• Directive: Format the data below as a JSON list of strings, one string per line, skipping blank lines. Leave the pictures out.

======== Material for this task

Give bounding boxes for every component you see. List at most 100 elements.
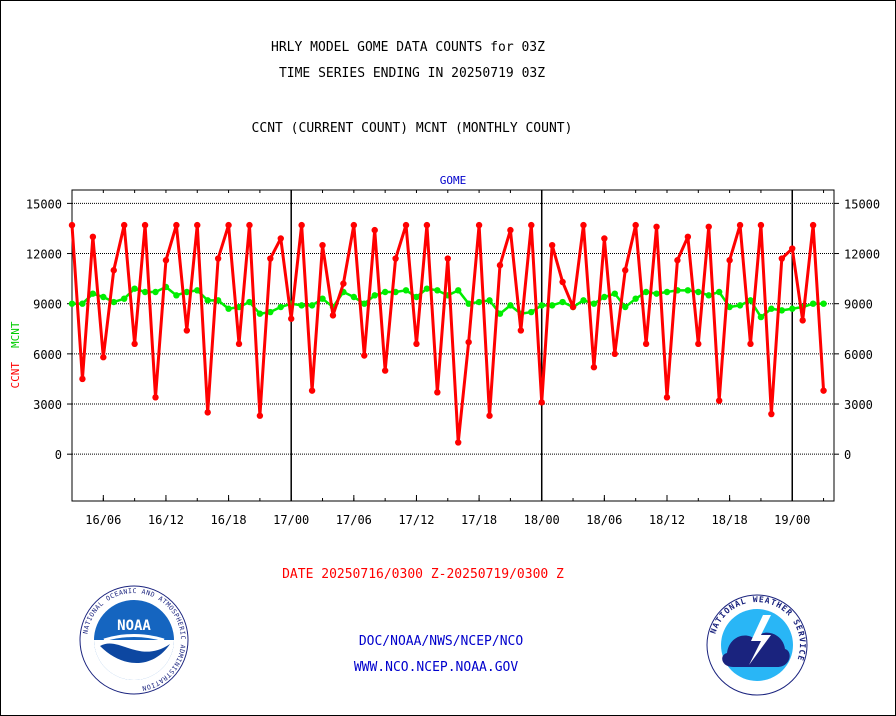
data-point-ccnt [225, 221, 232, 229]
data-point-ccnt [695, 340, 702, 348]
data-point-ccnt [778, 255, 786, 262]
noaa-logo-text: NOAA [117, 618, 151, 634]
data-point-ccnt [486, 412, 493, 419]
title-line-2: TIME SERIES ENDING IN 20250719 03Z [279, 66, 545, 81]
data-point-ccnt [528, 221, 535, 229]
data-point-mcnt [642, 288, 650, 296]
data-point-mcnt [246, 298, 253, 306]
data-point-mcnt [308, 302, 316, 309]
data-point-ccnt [663, 394, 671, 401]
y-ticks-right: 0 3000 6000 9000 12000 15000 [834, 197, 880, 462]
data-point-mcnt [141, 288, 149, 296]
x-tick-label: 17/12 [398, 513, 434, 527]
data-point-mcnt [496, 310, 504, 317]
data-point-ccnt [674, 257, 681, 264]
data-point-ccnt [100, 354, 107, 361]
data-point-ccnt [120, 221, 128, 229]
title-line-1: HRLY MODEL GOME DATA COUNTS for 03Z [271, 40, 545, 55]
x-tick-label: 16/12 [148, 513, 184, 527]
data-point-ccnt [632, 221, 639, 229]
data-point-mcnt [590, 300, 598, 307]
data-point-ccnt [89, 233, 97, 241]
data-point-mcnt [319, 295, 326, 302]
data-point-ccnt [434, 389, 441, 396]
data-point-ccnt [79, 375, 86, 383]
data-point-ccnt [548, 241, 556, 249]
data-point-ccnt [371, 226, 378, 234]
y-tick-label-right: 6000 [844, 348, 873, 362]
data-point-ccnt [340, 280, 347, 287]
data-point-ccnt [152, 394, 159, 401]
ylabel-mcnt: MCNT [9, 321, 22, 348]
data-point-ccnt [267, 255, 274, 262]
data-point-mcnt [204, 297, 211, 304]
data-point-ccnt [319, 241, 326, 249]
chart-title: GOME [440, 174, 467, 187]
data-point-mcnt [809, 300, 817, 307]
data-point-mcnt [622, 303, 629, 311]
data-point-mcnt [256, 310, 264, 317]
data-point-ccnt [288, 315, 295, 322]
data-point-ccnt [496, 262, 504, 269]
data-point-mcnt [528, 308, 535, 316]
data-point-mcnt [413, 293, 420, 301]
data-point-ccnt [809, 221, 817, 229]
data-point-mcnt [507, 302, 514, 309]
data-point-mcnt [475, 298, 483, 306]
data-point-ccnt [622, 267, 629, 274]
website-link[interactable]: WWW.NCO.NCEP.NOAA.GOV [354, 660, 519, 675]
org-path: DOC/NOAA/NWS/NCEP/NCO [359, 634, 524, 649]
data-point-ccnt [423, 221, 431, 229]
data-point-mcnt [152, 288, 159, 296]
data-point-mcnt [538, 302, 545, 309]
x-tick-label: 18/18 [712, 513, 748, 527]
data-point-mcnt [267, 308, 274, 316]
data-point-mcnt [715, 288, 723, 296]
data-point-mcnt [695, 288, 702, 296]
data-point-mcnt [768, 305, 775, 312]
data-point-ccnt [235, 340, 243, 348]
data-point-mcnt [298, 302, 305, 309]
data-point-ccnt [162, 257, 170, 264]
data-point-mcnt [726, 303, 733, 311]
x-tick-label: 17/06 [336, 513, 372, 527]
data-point-ccnt [68, 221, 76, 229]
y-tick-label-left: 15000 [26, 197, 62, 211]
data-point-ccnt [277, 235, 284, 242]
data-point-mcnt [632, 295, 639, 302]
x-tick-label: 16/06 [85, 513, 121, 527]
data-point-mcnt [194, 287, 201, 294]
x-tick-label: 18/06 [586, 513, 622, 527]
y-tick-label-right: 15000 [844, 197, 880, 211]
y-tick-label-left: 3000 [33, 398, 62, 412]
data-point-mcnt [653, 290, 660, 297]
data-point-ccnt [684, 233, 692, 241]
data-point-ccnt [507, 226, 514, 234]
data-point-ccnt [517, 327, 525, 334]
y-tick-label-right: 12000 [844, 248, 880, 262]
data-point-ccnt [465, 338, 472, 346]
data-point-mcnt [601, 293, 608, 301]
data-point-ccnt [141, 221, 149, 229]
data-point-ccnt [757, 221, 765, 229]
data-point-ccnt [246, 221, 253, 229]
data-point-mcnt [778, 307, 786, 314]
date-range: DATE 20250716/0300 Z-20250719/0300 Z [282, 567, 564, 582]
data-point-mcnt [611, 290, 618, 297]
nws-logo: NATIONAL WEATHER SERVICE [706, 594, 808, 696]
data-point-ccnt [329, 312, 337, 319]
data-point-mcnt [580, 297, 587, 304]
data-point-mcnt [131, 285, 138, 292]
data-point-mcnt [371, 292, 378, 299]
y-tick-label-left: 9000 [33, 298, 62, 312]
y-tick-label-right: 0 [844, 448, 851, 462]
data-point-ccnt [350, 221, 358, 229]
data-point-mcnt [361, 300, 368, 307]
data-point-mcnt [68, 300, 76, 307]
y-tick-label-right: 9000 [844, 298, 873, 312]
data-point-ccnt [538, 399, 545, 406]
x-tick-label: 17/18 [461, 513, 497, 527]
data-point-ccnt [402, 221, 410, 229]
data-point-ccnt [736, 221, 744, 229]
data-point-ccnt [455, 439, 462, 446]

================

• Full answer:
[
  "Give bounding boxes for every component you see. List at most 100 elements.",
  "data-point-ccnt [225, 221, 232, 229]",
  "data-point-ccnt [695, 340, 702, 348]",
  "data-point-ccnt [778, 255, 786, 262]",
  "noaa-logo-text: NOAA [117, 618, 151, 634]",
  "data-point-ccnt [486, 412, 493, 419]",
  "title-line-2: TIME SERIES ENDING IN 20250719 03Z [279, 66, 545, 81]",
  "data-point-ccnt [528, 221, 535, 229]",
  "data-point-mcnt [642, 288, 650, 296]",
  "data-point-mcnt [246, 298, 253, 306]",
  "data-point-mcnt [308, 302, 316, 309]",
  "data-point-ccnt [663, 394, 671, 401]",
  "y-ticks-right: 0 3000 6000 9000 12000 15000 [834, 197, 880, 462]",
  "data-point-mcnt [141, 288, 149, 296]",
  "x-tick-label: 17/12 [398, 513, 434, 527]",
  "data-point-mcnt [496, 310, 504, 317]",
  "data-point-ccnt [674, 257, 681, 264]",
  "data-point-ccnt [100, 354, 107, 361]",
  "data-point-ccnt [120, 221, 128, 229]",
  "title-line-1: HRLY MODEL GOME DATA COUNTS for 03Z [271, 40, 545, 55]",
  "x-tick-label: 16/12 [148, 513, 184, 527]",
  "data-point-ccnt [632, 221, 639, 229]",
  "data-point-mcnt [590, 300, 598, 307]",
  "data-point-ccnt [89, 233, 97, 241]",
  "data-point-mcnt [319, 295, 326, 302]",
  "data-point-ccnt [434, 389, 441, 396]",
  "data-point-ccnt [79, 375, 86, 383]",
  "data-point-ccnt [548, 241, 556, 249]",
  "data-point-ccnt [371, 226, 378, 234]",
  "y-tick-label-right: 6000 [844, 348, 873, 362]",
  "data-point-ccnt [340, 280, 347, 287]",
  "data-point-ccnt [152, 394, 159, 401]",
  "ylabel-mcnt: MCNT [9, 321, 22, 348]",
  "data-point-ccnt [267, 255, 274, 262]",
  "data-point-mcnt [204, 297, 211, 304]",
  "data-point-ccnt [319, 241, 326, 249]",
  "chart-title: GOME [440, 174, 467, 187]",
  "data-point-mcnt [809, 300, 817, 307]",
  "data-point-mcnt [622, 303, 629, 311]",
  "data-point-mcnt [256, 310, 264, 317]",
  "data-point-ccnt [288, 315, 295, 322]",
  "data-point-ccnt [496, 262, 504, 269]",
  "data-point-mcnt [528, 308, 535, 316]",
  "data-point-mcnt [413, 293, 420, 301]",
  "data-point-ccnt [809, 221, 817, 229]",
  "data-point-mcnt [507, 302, 514, 309]",
  "data-point-mcnt [475, 298, 483, 306]",
  "data-point-ccnt [622, 267, 629, 274]",
  "website-link[interactable]: WWW.NCO.NCEP.NOAA.GOV [354, 660, 519, 675]",
  "org-path: DOC/NOAA/NWS/NCEP/NCO [359, 634, 524, 649]",
  "data-point-ccnt [423, 221, 431, 229]",
  "data-point-mcnt [152, 288, 159, 296]",
  "data-point-mcnt [538, 302, 545, 309]",
  "x-tick-label: 18/18 [712, 513, 748, 527]",
  "data-point-mcnt [267, 308, 274, 316]",
  "data-point-mcnt [715, 288, 723, 296]",
  "data-point-mcnt [695, 288, 702, 296]",
  "data-point-mcnt [768, 305, 775, 312]",
  "data-point-ccnt [235, 340, 243, 348]",
  "data-point-mcnt [298, 302, 305, 309]",
  "data-point-ccnt [162, 257, 170, 264]",
  "data-point-mcnt [726, 303, 733, 311]",
  "x-tick-label: 17/06 [336, 513, 372, 527]",
  "data-point-ccnt [68, 221, 76, 229]",
  "y-tick-label-left: 15000 [26, 197, 62, 211]",
  "data-point-ccnt [277, 235, 284, 242]",
  "data-point-mcnt [632, 295, 639, 302]",
  "x-tick-label: 16/06 [85, 513, 121, 527]",
  "data-point-mcnt [194, 287, 201, 294]",
  "x-tick-label: 18/06 [586, 513, 622, 527]",
  "y-tick-label-right: 15000 [844, 197, 880, 211]",
  "y-tick-label-left: 3000 [33, 398, 62, 412]",
  "data-point-mcnt [653, 290, 660, 297]",
  "data-point-ccnt [684, 233, 692, 241]",
  "data-point-ccnt [507, 226, 514, 234]",
  "data-point-ccnt [517, 327, 525, 334]",
  "y-tick-label-right: 12000 [844, 248, 880, 262]",
  "data-point-ccnt [465, 338, 472, 346]",
  "data-point-mcnt [601, 293, 608, 301]",
  "data-point-ccnt [141, 221, 149, 229]",
  "data-point-ccnt [757, 221, 765, 229]",
  "data-point-ccnt [246, 221, 253, 229]",
  "data-point-mcnt [778, 307, 786, 314]",
  "date-range: DATE 20250716/0300 Z-20250719/0300 Z [282, 567, 564, 582]",
  "data-point-mcnt [611, 290, 618, 297]",
  "nws-logo: NATIONAL WEATHER SERVICE [706, 594, 808, 696]",
  "data-point-ccnt [329, 312, 337, 319]",
  "data-point-mcnt [580, 297, 587, 304]",
  "data-point-mcnt [131, 285, 138, 292]",
  "data-point-mcnt [371, 292, 378, 299]",
  "y-tick-label-left: 9000 [33, 298, 62, 312]",
  "y-tick-label-right: 0 [844, 448, 851, 462]",
  "data-point-ccnt [350, 221, 358, 229]",
  "data-point-mcnt [361, 300, 368, 307]",
  "data-point-mcnt [68, 300, 76, 307]",
  "y-tick-label-right: 9000 [844, 298, 873, 312]",
  "data-point-ccnt [538, 399, 545, 406]",
  "x-tick-label: 17/18 [461, 513, 497, 527]",
  "data-point-ccnt [402, 221, 410, 229]",
  "data-point-ccnt [736, 221, 744, 229]",
  "data-point-ccnt [455, 439, 462, 446]"
]